-- Begin Records supplied --

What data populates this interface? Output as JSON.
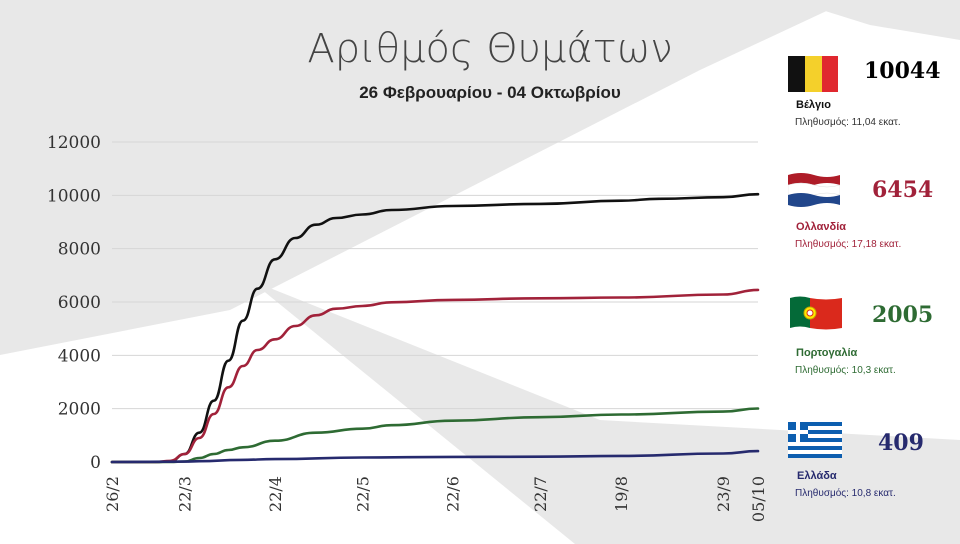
{
  "title": "Αριθμός Θυμάτων",
  "subtitle": "26 Φεβρουαρίου - 04 Οκτωβρίου",
  "colors": {
    "belgium": "#111111",
    "netherlands": "#a1223a",
    "portugal": "#2e6b33",
    "greece": "#262a6e",
    "grid": "#d6d6d6",
    "bg_gray": "#e7e7e7"
  },
  "countries": [
    {
      "key": "belgium",
      "name": "Βέλγιο",
      "deaths": "10044",
      "population": "Πληθυσμός: 11,04 εκατ.",
      "flag": "belgium-flag"
    },
    {
      "key": "netherlands",
      "name": "Ολλανδία",
      "deaths": "6454",
      "population": "Πληθυσμός: 17,18 εκατ.",
      "flag": "netherlands-flag"
    },
    {
      "key": "portugal",
      "name": "Πορτογαλία",
      "deaths": "2005",
      "population": "Πληθυσμός: 10,3 εκατ.",
      "flag": "portugal-flag"
    },
    {
      "key": "greece",
      "name": "Ελλάδα",
      "deaths": "409",
      "population": "Πληθυσμός: 10,8 εκατ.",
      "flag": "greece-flag"
    }
  ],
  "chart_data": {
    "type": "line",
    "title": "Αριθμός Θυμάτων",
    "subtitle": "26 Φεβρουαρίου - 04 Οκτωβρίου",
    "ylim": [
      0,
      12000
    ],
    "yticks": [
      0,
      2000,
      4000,
      6000,
      8000,
      10000,
      12000
    ],
    "xlim": [
      "2020-02-26",
      "2020-10-05"
    ],
    "xticks": [
      {
        "label": "26/2",
        "date": "2020-02-26"
      },
      {
        "label": "22/3",
        "date": "2020-03-22"
      },
      {
        "label": "22/4",
        "date": "2020-04-22"
      },
      {
        "label": "22/5",
        "date": "2020-05-22"
      },
      {
        "label": "22/6",
        "date": "2020-06-22"
      },
      {
        "label": "22/7",
        "date": "2020-07-22"
      },
      {
        "label": "19/8",
        "date": "2020-08-19"
      },
      {
        "label": "23/9",
        "date": "2020-09-23"
      },
      {
        "label": "05/10",
        "date": "2020-10-05"
      }
    ],
    "grid": true,
    "series": [
      {
        "name": "Βέλγιο",
        "color": "#111111",
        "points": [
          [
            "2020-02-26",
            0
          ],
          [
            "2020-03-12",
            0
          ],
          [
            "2020-03-17",
            20
          ],
          [
            "2020-03-22",
            300
          ],
          [
            "2020-03-27",
            1100
          ],
          [
            "2020-04-01",
            2300
          ],
          [
            "2020-04-06",
            3800
          ],
          [
            "2020-04-11",
            5300
          ],
          [
            "2020-04-16",
            6500
          ],
          [
            "2020-04-22",
            7600
          ],
          [
            "2020-04-29",
            8400
          ],
          [
            "2020-05-06",
            8900
          ],
          [
            "2020-05-13",
            9150
          ],
          [
            "2020-05-22",
            9280
          ],
          [
            "2020-06-01",
            9450
          ],
          [
            "2020-06-22",
            9600
          ],
          [
            "2020-07-22",
            9680
          ],
          [
            "2020-08-19",
            9800
          ],
          [
            "2020-09-01",
            9870
          ],
          [
            "2020-09-23",
            9930
          ],
          [
            "2020-10-05",
            10044
          ]
        ]
      },
      {
        "name": "Ολλανδία",
        "color": "#a1223a",
        "points": [
          [
            "2020-02-26",
            0
          ],
          [
            "2020-03-12",
            0
          ],
          [
            "2020-03-17",
            40
          ],
          [
            "2020-03-22",
            300
          ],
          [
            "2020-03-27",
            900
          ],
          [
            "2020-04-01",
            1800
          ],
          [
            "2020-04-06",
            2800
          ],
          [
            "2020-04-11",
            3600
          ],
          [
            "2020-04-16",
            4200
          ],
          [
            "2020-04-22",
            4600
          ],
          [
            "2020-04-29",
            5100
          ],
          [
            "2020-05-06",
            5500
          ],
          [
            "2020-05-13",
            5750
          ],
          [
            "2020-05-22",
            5850
          ],
          [
            "2020-06-01",
            5990
          ],
          [
            "2020-06-22",
            6080
          ],
          [
            "2020-07-22",
            6140
          ],
          [
            "2020-08-19",
            6170
          ],
          [
            "2020-09-23",
            6280
          ],
          [
            "2020-10-05",
            6454
          ]
        ]
      },
      {
        "name": "Πορτογαλία",
        "color": "#2e6b33",
        "points": [
          [
            "2020-02-26",
            0
          ],
          [
            "2020-03-17",
            0
          ],
          [
            "2020-03-22",
            20
          ],
          [
            "2020-03-27",
            150
          ],
          [
            "2020-04-01",
            300
          ],
          [
            "2020-04-06",
            450
          ],
          [
            "2020-04-11",
            550
          ],
          [
            "2020-04-22",
            800
          ],
          [
            "2020-05-06",
            1100
          ],
          [
            "2020-05-22",
            1250
          ],
          [
            "2020-06-01",
            1380
          ],
          [
            "2020-06-22",
            1550
          ],
          [
            "2020-07-22",
            1680
          ],
          [
            "2020-08-19",
            1780
          ],
          [
            "2020-09-23",
            1890
          ],
          [
            "2020-10-05",
            2005
          ]
        ]
      },
      {
        "name": "Ελλάδα",
        "color": "#262a6e",
        "points": [
          [
            "2020-02-26",
            0
          ],
          [
            "2020-03-22",
            15
          ],
          [
            "2020-03-27",
            30
          ],
          [
            "2020-04-10",
            80
          ],
          [
            "2020-04-22",
            110
          ],
          [
            "2020-05-22",
            170
          ],
          [
            "2020-06-22",
            190
          ],
          [
            "2020-07-22",
            200
          ],
          [
            "2020-08-19",
            230
          ],
          [
            "2020-09-23",
            320
          ],
          [
            "2020-10-05",
            409
          ]
        ]
      }
    ]
  }
}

-- End Records supplied --

#### [Goal of the exercise]
Copy out every line from the material above in which the word "εκατ" appears.

#### [Exercise result]
      "population": "Πληθυσμός: 11,04 εκατ.",
      "population": "Πληθυσμός: 17,18 εκατ.",
      "population": "Πληθυσμός: 10,3 εκατ.",
      "population": "Πληθυσμός: 10,8 εκατ.",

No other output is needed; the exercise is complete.